** begin MATERIAL SUPPLIED **

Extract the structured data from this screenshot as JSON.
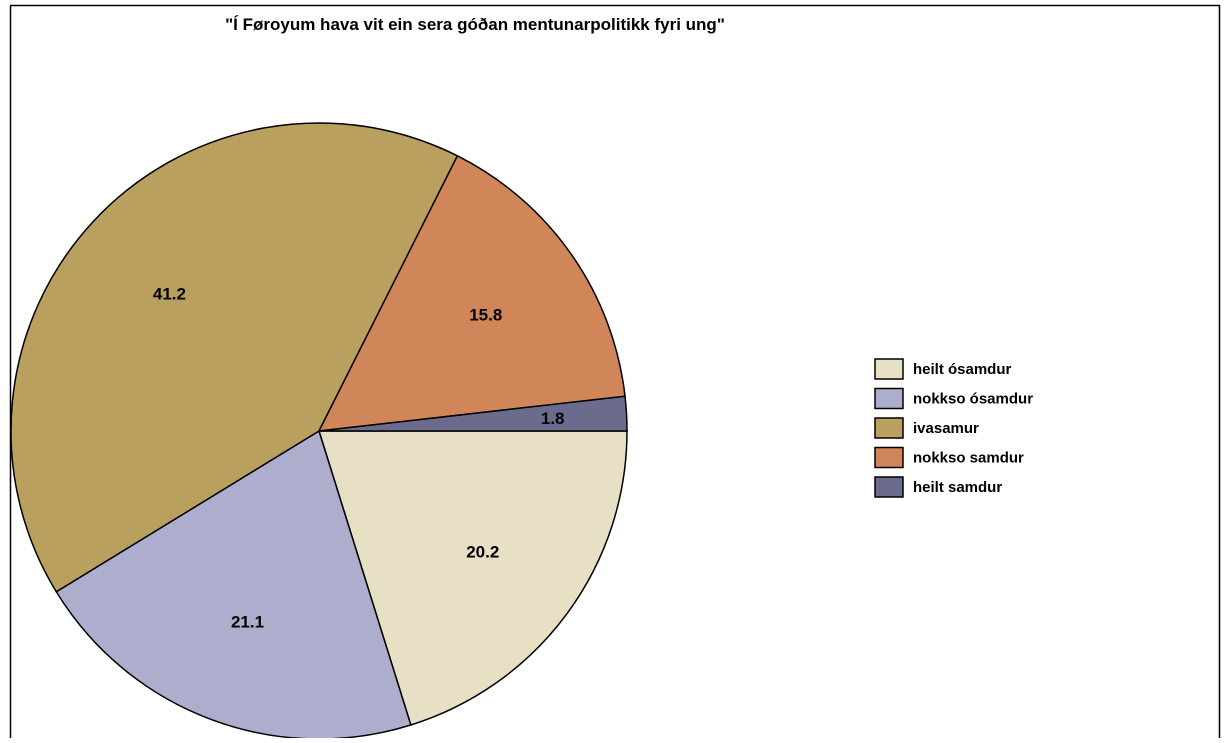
{
  "chart_data": {
    "type": "pie",
    "title": "\"Í Føroyum hava vit ein sera góðan mentunarpolitikk fyri ung\"",
    "slices": [
      {
        "label": "heilt ósamdur",
        "value": 20.2,
        "color": "#E8E0C4"
      },
      {
        "label": "nokkso ósamdur",
        "value": 21.1,
        "color": "#ADADCE"
      },
      {
        "label": "ivasamur",
        "value": 41.2,
        "color": "#B9A05F"
      },
      {
        "label": "nokkso samdur",
        "value": 15.8,
        "color": "#D08658"
      },
      {
        "label": "heilt samdur",
        "value": 1.8,
        "color": "#6B6C8D"
      }
    ],
    "start_angle_deg": 0,
    "direction": "clockwise",
    "legend_position": "right"
  }
}
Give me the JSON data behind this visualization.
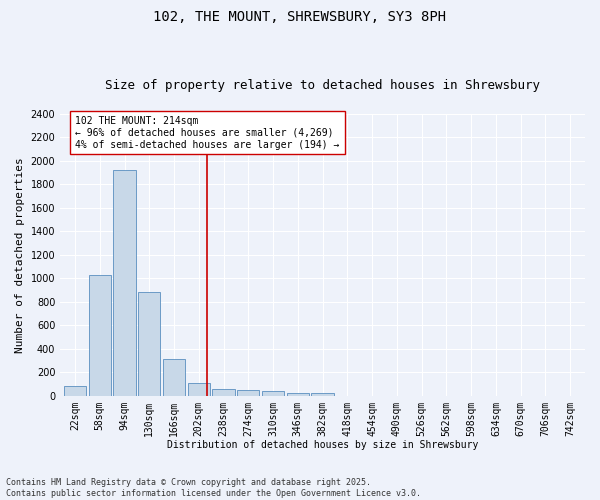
{
  "title": "102, THE MOUNT, SHREWSBURY, SY3 8PH",
  "subtitle": "Size of property relative to detached houses in Shrewsbury",
  "xlabel": "Distribution of detached houses by size in Shrewsbury",
  "ylabel": "Number of detached properties",
  "bin_labels": [
    "22sqm",
    "58sqm",
    "94sqm",
    "130sqm",
    "166sqm",
    "202sqm",
    "238sqm",
    "274sqm",
    "310sqm",
    "346sqm",
    "382sqm",
    "418sqm",
    "454sqm",
    "490sqm",
    "526sqm",
    "562sqm",
    "598sqm",
    "634sqm",
    "670sqm",
    "706sqm",
    "742sqm"
  ],
  "bar_values": [
    85,
    1030,
    1920,
    880,
    315,
    110,
    55,
    45,
    40,
    20,
    20,
    0,
    0,
    0,
    0,
    0,
    0,
    0,
    0,
    0,
    0
  ],
  "bar_color": "#c8d8e8",
  "bar_edge_color": "#5a8fc0",
  "vline_color": "#cc0000",
  "annotation_text": "102 THE MOUNT: 214sqm\n← 96% of detached houses are smaller (4,269)\n4% of semi-detached houses are larger (194) →",
  "annotation_box_color": "#ffffff",
  "annotation_box_edge_color": "#cc0000",
  "ylim": [
    0,
    2400
  ],
  "yticks": [
    0,
    200,
    400,
    600,
    800,
    1000,
    1200,
    1400,
    1600,
    1800,
    2000,
    2200,
    2400
  ],
  "background_color": "#eef2fa",
  "grid_color": "#ffffff",
  "footer_text": "Contains HM Land Registry data © Crown copyright and database right 2025.\nContains public sector information licensed under the Open Government Licence v3.0.",
  "title_fontsize": 10,
  "subtitle_fontsize": 9,
  "annotation_fontsize": 7,
  "footer_fontsize": 6,
  "axis_fontsize": 7,
  "tick_fontsize": 7,
  "ylabel_fontsize": 8
}
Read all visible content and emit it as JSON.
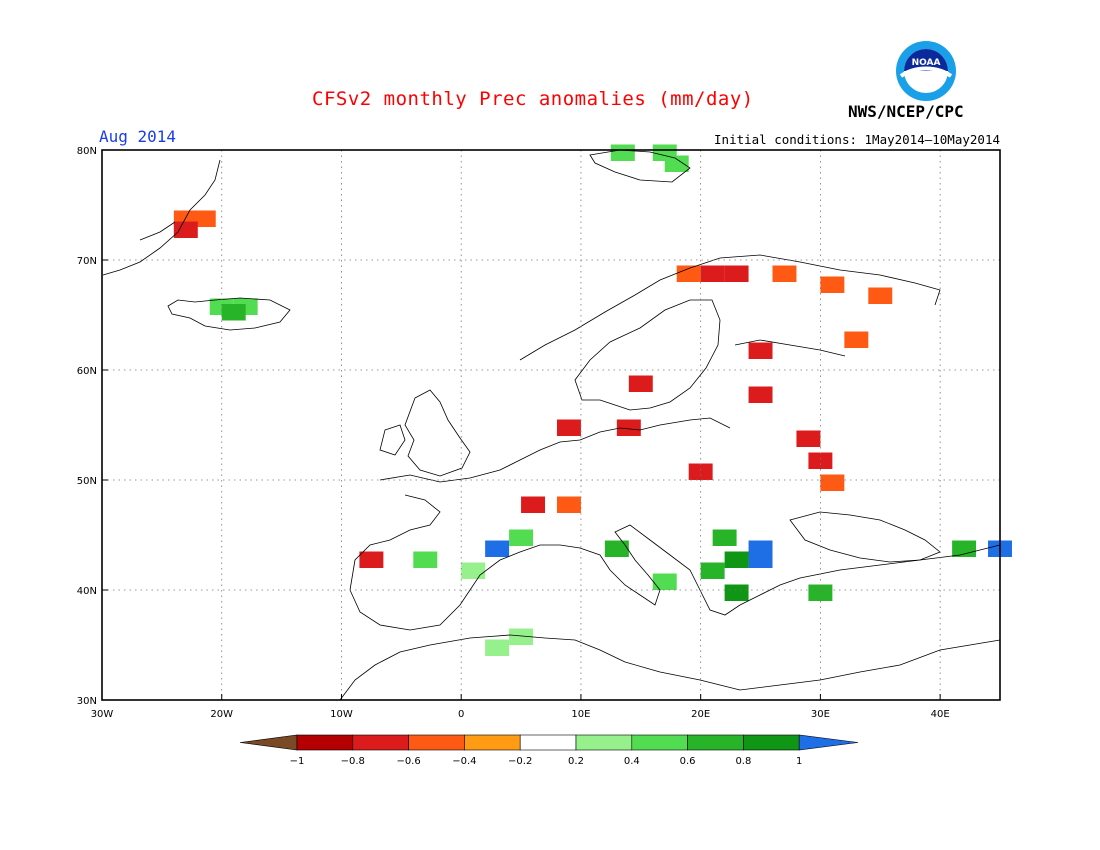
{
  "header": {
    "title": "CFSv2 monthly Prec anomalies (mm/day)",
    "org": "NWS/NCEP/CPC",
    "month": "Aug 2014",
    "initial_conditions": "Initial conditions: 1May2014—10May2014",
    "logo_text": "NOAA"
  },
  "map": {
    "lon_labels": [
      "30W",
      "20W",
      "10W",
      "0",
      "10E",
      "20E",
      "30E",
      "40E"
    ],
    "lat_labels": [
      "80N",
      "70N",
      "60N",
      "50N",
      "40N",
      "30N"
    ],
    "lon_range": [
      -30,
      45
    ],
    "lat_range": [
      30,
      80
    ],
    "grid": "dotted",
    "anomaly_cells_code_legend": "digit = legend bin index (0: -1..-0.8 dark red ... 8: 0.8..1 dark green, 9: >1 blue)",
    "anomaly_cells": [
      {
        "lat": 79,
        "lon": 12.5,
        "code": 6
      },
      {
        "lat": 79,
        "lon": 16,
        "code": 6
      },
      {
        "lat": 78,
        "lon": 17,
        "code": 6
      },
      {
        "lat": 73,
        "lon": -24,
        "code": 3
      },
      {
        "lat": 73,
        "lon": -22.5,
        "code": 3
      },
      {
        "lat": 72,
        "lon": -24,
        "code": 2
      },
      {
        "lat": 65,
        "lon": -21,
        "code": 6
      },
      {
        "lat": 65,
        "lon": -19,
        "code": 6
      },
      {
        "lat": 64.5,
        "lon": -20,
        "code": 7
      },
      {
        "lat": 68,
        "lon": 18,
        "code": 3
      },
      {
        "lat": 68,
        "lon": 20,
        "code": 2
      },
      {
        "lat": 68,
        "lon": 22,
        "code": 2
      },
      {
        "lat": 68,
        "lon": 26,
        "code": 3
      },
      {
        "lat": 67,
        "lon": 30,
        "code": 3
      },
      {
        "lat": 66,
        "lon": 34,
        "code": 3
      },
      {
        "lat": 62,
        "lon": 32,
        "code": 3
      },
      {
        "lat": 61,
        "lon": 24,
        "code": 2
      },
      {
        "lat": 58,
        "lon": 14,
        "code": 2
      },
      {
        "lat": 57,
        "lon": 24,
        "code": 2
      },
      {
        "lat": 54,
        "lon": 8,
        "code": 2
      },
      {
        "lat": 54,
        "lon": 13,
        "code": 2
      },
      {
        "lat": 53,
        "lon": 28,
        "code": 2
      },
      {
        "lat": 51,
        "lon": 29,
        "code": 2
      },
      {
        "lat": 50,
        "lon": 19,
        "code": 2
      },
      {
        "lat": 49,
        "lon": 30,
        "code": 3
      },
      {
        "lat": 47,
        "lon": 5,
        "code": 2
      },
      {
        "lat": 47,
        "lon": 8,
        "code": 3
      },
      {
        "lat": 42,
        "lon": -8.5,
        "code": 2
      },
      {
        "lat": 44,
        "lon": 21,
        "code": 7
      },
      {
        "lat": 43,
        "lon": 24,
        "code": 9
      },
      {
        "lat": 42,
        "lon": 24,
        "code": 9
      },
      {
        "lat": 42,
        "lon": 22,
        "code": 8
      },
      {
        "lat": 41,
        "lon": 20,
        "code": 7
      },
      {
        "lat": 39,
        "lon": 22,
        "code": 8
      },
      {
        "lat": 43,
        "lon": 2,
        "code": 9
      },
      {
        "lat": 44,
        "lon": 4,
        "code": 6
      },
      {
        "lat": 42,
        "lon": -4,
        "code": 6
      },
      {
        "lat": 41,
        "lon": 0,
        "code": 5
      },
      {
        "lat": 43,
        "lon": 12,
        "code": 7
      },
      {
        "lat": 40,
        "lon": 16,
        "code": 6
      },
      {
        "lat": 39,
        "lon": 29,
        "code": 7
      },
      {
        "lat": 43,
        "lon": 44,
        "code": 9
      },
      {
        "lat": 43,
        "lon": 41,
        "code": 7
      },
      {
        "lat": 34,
        "lon": 2,
        "code": 5
      },
      {
        "lat": 35,
        "lon": 4,
        "code": 5
      }
    ]
  },
  "legend": {
    "labels": [
      "−1",
      "−0.8",
      "−0.6",
      "−0.4",
      "−0.2",
      "0.2",
      "0.4",
      "0.6",
      "0.8",
      "1"
    ],
    "colors": [
      "#7a4a26",
      "#b40000",
      "#dc1c1c",
      "#ff5a14",
      "#ff9c14",
      "#ffffff",
      "#96f08c",
      "#52dc52",
      "#28b428",
      "#0f9614",
      "#1e6ee6"
    ]
  }
}
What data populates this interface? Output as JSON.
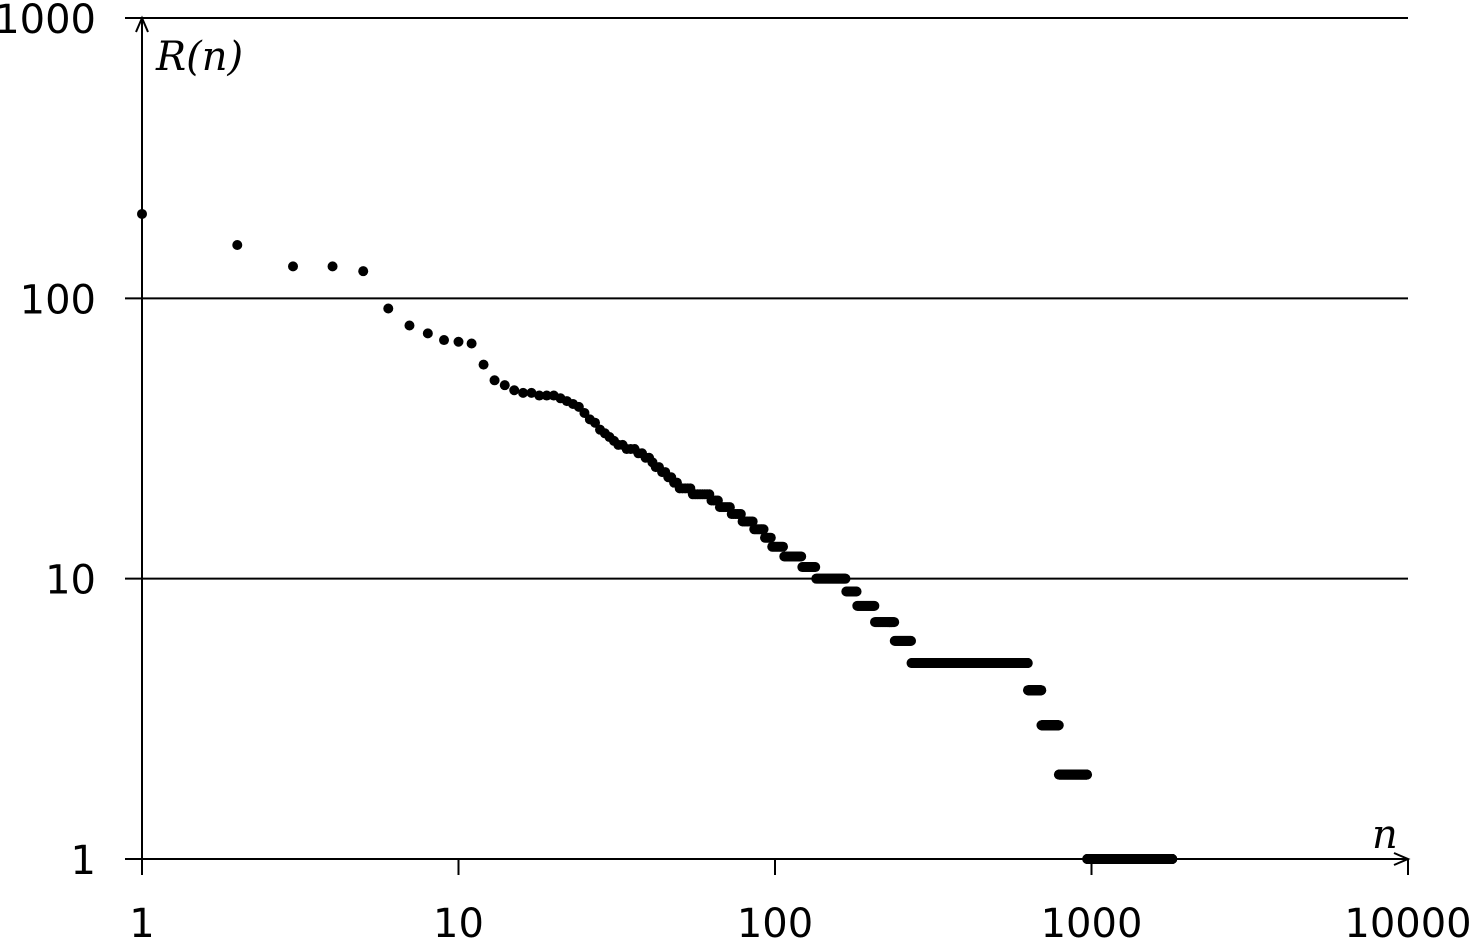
{
  "chart_data": {
    "type": "scatter",
    "title": "",
    "xlabel": "n",
    "ylabel": "R(n)",
    "xscale": "log",
    "yscale": "log",
    "xlim": [
      1,
      10000
    ],
    "ylim": [
      1,
      1000
    ],
    "grid": "horizontal major gridlines",
    "legend": "none",
    "x_tick_labels": [
      "1",
      "10",
      "100",
      "1000",
      "10000"
    ],
    "y_tick_labels": [
      "1",
      "10",
      "100",
      "1000"
    ],
    "marker_color": "#000000",
    "step_rule": "points are plotted at every integer rank n from first to last; R(n) is log-interpolated between anchors and rounded to the nearest integer",
    "anchors": [
      [
        1,
        200
      ],
      [
        2,
        155
      ],
      [
        3,
        130
      ],
      [
        4,
        130
      ],
      [
        5,
        125
      ],
      [
        6,
        92
      ],
      [
        7,
        80
      ],
      [
        8,
        75
      ],
      [
        9,
        71
      ],
      [
        10,
        70
      ],
      [
        11,
        69
      ],
      [
        12,
        58
      ],
      [
        13,
        51
      ],
      [
        14,
        49
      ],
      [
        16,
        46
      ],
      [
        20,
        45
      ],
      [
        24,
        41
      ],
      [
        28,
        34
      ],
      [
        32,
        30
      ],
      [
        36,
        29
      ],
      [
        45,
        24
      ],
      [
        50,
        21
      ],
      [
        60,
        20
      ],
      [
        75,
        17
      ],
      [
        90,
        15
      ],
      [
        100,
        13
      ],
      [
        130,
        11
      ],
      [
        140,
        10
      ],
      [
        165,
        10
      ],
      [
        170,
        9
      ],
      [
        195,
        8
      ],
      [
        220,
        7
      ],
      [
        260,
        6
      ],
      [
        280,
        5
      ],
      [
        620,
        5
      ],
      [
        640,
        4
      ],
      [
        690,
        4
      ],
      [
        700,
        3
      ],
      [
        780,
        3
      ],
      [
        800,
        2
      ],
      [
        960,
        2
      ],
      [
        980,
        1
      ],
      [
        1800,
        1
      ]
    ]
  }
}
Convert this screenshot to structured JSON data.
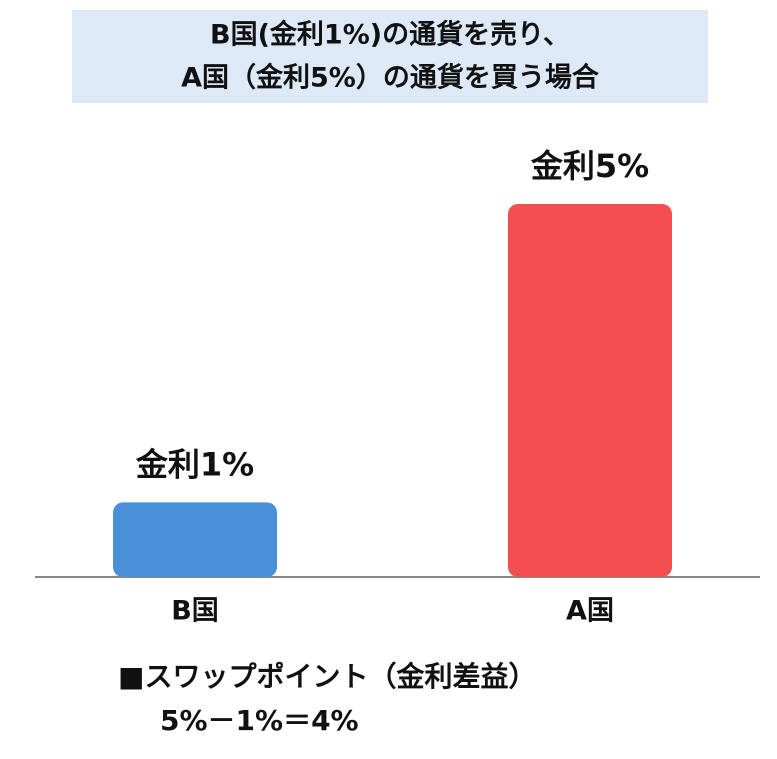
{
  "chart_data": {
    "type": "bar",
    "title": [
      "B国(金利1%)の通貨を売り、",
      "A国（金利5%）の通貨を買う場合"
    ],
    "categories": [
      "B国",
      "A国"
    ],
    "values": [
      1,
      5
    ],
    "value_labels": [
      "金利1%",
      "金利5%"
    ],
    "colors": [
      "#4a90d9",
      "#f44f4f"
    ],
    "annotations": [
      "■スワップポイント（金利差益）",
      "5%－1%＝4%"
    ]
  }
}
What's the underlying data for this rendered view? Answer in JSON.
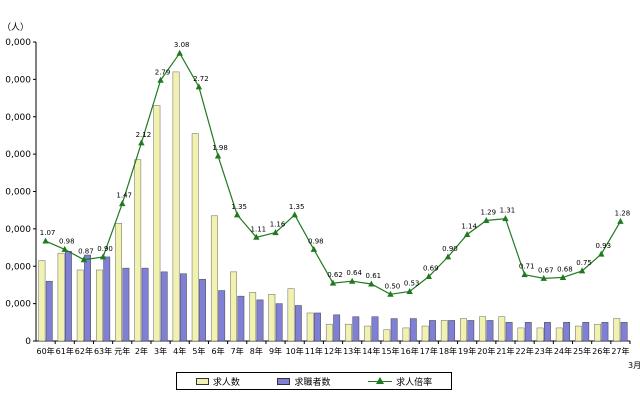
{
  "chart_data": {
    "type": "bar+line",
    "unit_label": "（人）",
    "x_trailing_label": "3月",
    "categories": [
      "60年",
      "61年",
      "62年",
      "63年",
      "元年",
      "2年",
      "3年",
      "4年",
      "5年",
      "6年",
      "7年",
      "8年",
      "9年",
      "10年",
      "11年",
      "12年",
      "13年",
      "14年",
      "15年",
      "16年",
      "17年",
      "18年",
      "19年",
      "20年",
      "21年",
      "22年",
      "23年",
      "24年",
      "25年",
      "26年",
      "27年"
    ],
    "y_ticks": [
      "0",
      "0,000",
      "0,000",
      "0,000",
      "0,000",
      "0,000",
      "0,000",
      "0,000",
      "0,000"
    ],
    "series": [
      {
        "name": "求人数",
        "type": "bar",
        "color": "#f2f2b0",
        "values": [
          215000,
          235000,
          190000,
          190000,
          315000,
          485000,
          630000,
          720000,
          555000,
          335000,
          185000,
          130000,
          125000,
          140000,
          75000,
          45000,
          45000,
          40000,
          30000,
          35000,
          40000,
          55000,
          60000,
          65000,
          65000,
          35000,
          35000,
          35000,
          40000,
          45000,
          60000
        ]
      },
      {
        "name": "求職者数",
        "type": "bar",
        "color": "#7f7fd6",
        "values": [
          160000,
          240000,
          230000,
          225000,
          195000,
          195000,
          185000,
          180000,
          165000,
          135000,
          120000,
          110000,
          100000,
          95000,
          75000,
          70000,
          65000,
          65000,
          60000,
          60000,
          55000,
          55000,
          55000,
          55000,
          50000,
          50000,
          50000,
          50000,
          50000,
          50000,
          50000
        ]
      },
      {
        "name": "求人倍率",
        "type": "line",
        "color": "#1f7a1f",
        "values": [
          1.07,
          0.98,
          0.87,
          0.9,
          1.47,
          2.12,
          2.79,
          3.08,
          2.72,
          1.98,
          1.35,
          1.11,
          1.16,
          1.35,
          0.98,
          0.62,
          0.64,
          0.61,
          0.5,
          0.53,
          0.69,
          0.9,
          1.14,
          1.29,
          1.31,
          0.71,
          0.67,
          0.68,
          0.75,
          0.93,
          1.28
        ],
        "labels": [
          "1.07",
          "0.98",
          "0.87",
          "0.90",
          "1.47",
          "2.12",
          "2.79",
          "3.08",
          "2.72",
          "1.98",
          "1.35",
          "1.11",
          "1.16",
          "1.35",
          "0.98",
          "0.62",
          "0.64",
          "0.61",
          "0.50",
          "0.53",
          "0.69",
          "0.90",
          "1.14",
          "1.29",
          "1.31",
          "0.71",
          "0.67",
          "0.68",
          "0.75",
          "0.93",
          "1.28"
        ]
      }
    ],
    "ylim_left": [
      0,
      800000
    ],
    "ylim_right": [
      0,
      3.2
    ],
    "grid": false,
    "legend_position": "bottom"
  }
}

** end MATERIAL SUPPLIED **

- _GIVEN EXERCISE_
Find every line containing the word "from", then give the total and nothing more.

- _THE COMPLETED TASK_
2